(Excerpts from a figure dataset)
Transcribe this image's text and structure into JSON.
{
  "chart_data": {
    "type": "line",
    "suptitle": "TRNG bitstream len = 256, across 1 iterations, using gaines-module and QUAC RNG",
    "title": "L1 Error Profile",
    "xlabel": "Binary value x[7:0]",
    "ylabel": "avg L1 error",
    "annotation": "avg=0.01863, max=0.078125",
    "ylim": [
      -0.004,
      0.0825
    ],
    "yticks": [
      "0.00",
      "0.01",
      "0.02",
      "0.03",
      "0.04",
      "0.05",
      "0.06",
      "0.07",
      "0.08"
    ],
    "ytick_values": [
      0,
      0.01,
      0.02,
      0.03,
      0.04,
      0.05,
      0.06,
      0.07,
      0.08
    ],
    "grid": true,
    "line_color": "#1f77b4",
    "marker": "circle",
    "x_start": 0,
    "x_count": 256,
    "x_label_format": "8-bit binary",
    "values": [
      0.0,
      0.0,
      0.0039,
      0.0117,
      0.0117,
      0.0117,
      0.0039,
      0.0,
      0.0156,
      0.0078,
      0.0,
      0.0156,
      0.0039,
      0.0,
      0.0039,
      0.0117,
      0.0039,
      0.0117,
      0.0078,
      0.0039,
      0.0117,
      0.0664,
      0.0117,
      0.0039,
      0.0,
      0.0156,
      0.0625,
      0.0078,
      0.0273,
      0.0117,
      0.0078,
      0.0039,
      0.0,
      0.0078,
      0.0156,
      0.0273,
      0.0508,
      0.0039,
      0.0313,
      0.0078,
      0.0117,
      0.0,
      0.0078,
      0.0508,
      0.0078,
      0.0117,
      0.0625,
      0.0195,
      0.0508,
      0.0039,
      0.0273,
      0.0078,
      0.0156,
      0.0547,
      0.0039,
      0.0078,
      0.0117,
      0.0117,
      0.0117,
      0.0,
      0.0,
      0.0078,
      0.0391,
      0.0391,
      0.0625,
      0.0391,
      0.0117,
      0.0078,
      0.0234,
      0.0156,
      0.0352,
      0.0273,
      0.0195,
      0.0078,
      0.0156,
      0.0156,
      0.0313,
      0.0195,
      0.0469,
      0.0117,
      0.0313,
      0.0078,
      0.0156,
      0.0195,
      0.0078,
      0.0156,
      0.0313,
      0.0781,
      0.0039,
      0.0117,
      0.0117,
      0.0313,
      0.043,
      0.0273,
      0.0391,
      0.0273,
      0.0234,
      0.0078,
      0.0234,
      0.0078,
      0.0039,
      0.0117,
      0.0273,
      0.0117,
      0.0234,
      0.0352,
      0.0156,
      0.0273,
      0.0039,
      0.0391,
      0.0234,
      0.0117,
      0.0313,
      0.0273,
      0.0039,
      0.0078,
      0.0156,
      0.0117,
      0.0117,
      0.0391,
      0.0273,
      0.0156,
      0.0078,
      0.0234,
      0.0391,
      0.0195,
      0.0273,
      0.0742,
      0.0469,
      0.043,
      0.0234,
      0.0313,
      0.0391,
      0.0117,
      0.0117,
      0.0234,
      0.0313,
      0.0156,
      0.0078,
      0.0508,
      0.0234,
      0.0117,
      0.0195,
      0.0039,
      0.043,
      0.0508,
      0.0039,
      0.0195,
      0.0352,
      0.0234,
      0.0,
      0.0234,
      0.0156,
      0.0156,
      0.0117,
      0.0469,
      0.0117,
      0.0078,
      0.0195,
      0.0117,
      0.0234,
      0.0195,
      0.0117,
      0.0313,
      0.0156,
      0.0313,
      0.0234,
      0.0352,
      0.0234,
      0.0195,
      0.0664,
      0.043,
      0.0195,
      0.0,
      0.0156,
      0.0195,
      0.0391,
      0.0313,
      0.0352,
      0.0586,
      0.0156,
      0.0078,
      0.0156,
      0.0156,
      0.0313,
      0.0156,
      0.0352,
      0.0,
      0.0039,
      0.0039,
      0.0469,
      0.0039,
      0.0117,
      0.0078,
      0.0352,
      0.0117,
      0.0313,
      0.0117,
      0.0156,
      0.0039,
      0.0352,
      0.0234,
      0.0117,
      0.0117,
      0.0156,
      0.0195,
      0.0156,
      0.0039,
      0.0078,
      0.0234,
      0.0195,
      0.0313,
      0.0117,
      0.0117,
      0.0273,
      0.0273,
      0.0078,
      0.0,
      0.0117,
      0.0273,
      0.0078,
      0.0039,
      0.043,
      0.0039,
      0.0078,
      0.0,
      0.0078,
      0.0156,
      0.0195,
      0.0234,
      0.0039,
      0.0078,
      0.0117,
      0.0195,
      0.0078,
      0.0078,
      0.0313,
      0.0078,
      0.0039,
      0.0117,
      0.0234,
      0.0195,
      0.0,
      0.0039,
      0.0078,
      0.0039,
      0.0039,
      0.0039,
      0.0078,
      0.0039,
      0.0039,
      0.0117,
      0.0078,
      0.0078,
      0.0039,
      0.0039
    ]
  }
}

▶ **Task description**
Repeat every line of the records above exactly.

▶ **Answer to the task**
Transcribe this image's text and structure into JSON.
{
  "chart_data": {
    "type": "line",
    "suptitle": "TRNG bitstream len = 256, across 1 iterations, using gaines-module and QUAC RNG",
    "title": "L1 Error Profile",
    "xlabel": "Binary value x[7:0]",
    "ylabel": "avg L1 error",
    "annotation": "avg=0.01863, max=0.078125",
    "ylim": [
      -0.004,
      0.0825
    ],
    "yticks": [
      "0.00",
      "0.01",
      "0.02",
      "0.03",
      "0.04",
      "0.05",
      "0.06",
      "0.07",
      "0.08"
    ],
    "ytick_values": [
      0,
      0.01,
      0.02,
      0.03,
      0.04,
      0.05,
      0.06,
      0.07,
      0.08
    ],
    "grid": true,
    "line_color": "#1f77b4",
    "marker": "circle",
    "x_start": 0,
    "x_count": 256,
    "x_label_format": "8-bit binary",
    "values": [
      0.0,
      0.0,
      0.0039,
      0.0117,
      0.0117,
      0.0117,
      0.0039,
      0.0,
      0.0156,
      0.0078,
      0.0,
      0.0156,
      0.0039,
      0.0,
      0.0039,
      0.0117,
      0.0039,
      0.0117,
      0.0078,
      0.0039,
      0.0117,
      0.0664,
      0.0117,
      0.0039,
      0.0,
      0.0156,
      0.0625,
      0.0078,
      0.0273,
      0.0117,
      0.0078,
      0.0039,
      0.0,
      0.0078,
      0.0156,
      0.0273,
      0.0508,
      0.0039,
      0.0313,
      0.0078,
      0.0117,
      0.0,
      0.0078,
      0.0508,
      0.0078,
      0.0117,
      0.0625,
      0.0195,
      0.0508,
      0.0039,
      0.0273,
      0.0078,
      0.0156,
      0.0547,
      0.0039,
      0.0078,
      0.0117,
      0.0117,
      0.0117,
      0.0,
      0.0,
      0.0078,
      0.0391,
      0.0391,
      0.0625,
      0.0391,
      0.0117,
      0.0078,
      0.0234,
      0.0156,
      0.0352,
      0.0273,
      0.0195,
      0.0078,
      0.0156,
      0.0156,
      0.0313,
      0.0195,
      0.0469,
      0.0117,
      0.0313,
      0.0078,
      0.0156,
      0.0195,
      0.0078,
      0.0156,
      0.0313,
      0.0781,
      0.0039,
      0.0117,
      0.0117,
      0.0313,
      0.043,
      0.0273,
      0.0391,
      0.0273,
      0.0234,
      0.0078,
      0.0234,
      0.0078,
      0.0039,
      0.0117,
      0.0273,
      0.0117,
      0.0234,
      0.0352,
      0.0156,
      0.0273,
      0.0039,
      0.0391,
      0.0234,
      0.0117,
      0.0313,
      0.0273,
      0.0039,
      0.0078,
      0.0156,
      0.0117,
      0.0117,
      0.0391,
      0.0273,
      0.0156,
      0.0078,
      0.0234,
      0.0391,
      0.0195,
      0.0273,
      0.0742,
      0.0469,
      0.043,
      0.0234,
      0.0313,
      0.0391,
      0.0117,
      0.0117,
      0.0234,
      0.0313,
      0.0156,
      0.0078,
      0.0508,
      0.0234,
      0.0117,
      0.0195,
      0.0039,
      0.043,
      0.0508,
      0.0039,
      0.0195,
      0.0352,
      0.0234,
      0.0,
      0.0234,
      0.0156,
      0.0156,
      0.0117,
      0.0469,
      0.0117,
      0.0078,
      0.0195,
      0.0117,
      0.0234,
      0.0195,
      0.0117,
      0.0313,
      0.0156,
      0.0313,
      0.0234,
      0.0352,
      0.0234,
      0.0195,
      0.0664,
      0.043,
      0.0195,
      0.0,
      0.0156,
      0.0195,
      0.0391,
      0.0313,
      0.0352,
      0.0586,
      0.0156,
      0.0078,
      0.0156,
      0.0156,
      0.0313,
      0.0156,
      0.0352,
      0.0,
      0.0039,
      0.0039,
      0.0469,
      0.0039,
      0.0117,
      0.0078,
      0.0352,
      0.0117,
      0.0313,
      0.0117,
      0.0156,
      0.0039,
      0.0352,
      0.0234,
      0.0117,
      0.0117,
      0.0156,
      0.0195,
      0.0156,
      0.0039,
      0.0078,
      0.0234,
      0.0195,
      0.0313,
      0.0117,
      0.0117,
      0.0273,
      0.0273,
      0.0078,
      0.0,
      0.0117,
      0.0273,
      0.0078,
      0.0039,
      0.043,
      0.0039,
      0.0078,
      0.0,
      0.0078,
      0.0156,
      0.0195,
      0.0234,
      0.0039,
      0.0078,
      0.0117,
      0.0195,
      0.0078,
      0.0078,
      0.0313,
      0.0078,
      0.0039,
      0.0117,
      0.0234,
      0.0195,
      0.0,
      0.0039,
      0.0078,
      0.0039,
      0.0039,
      0.0039,
      0.0078,
      0.0039,
      0.0039,
      0.0117,
      0.0078,
      0.0078,
      0.0039,
      0.0039
    ]
  }
}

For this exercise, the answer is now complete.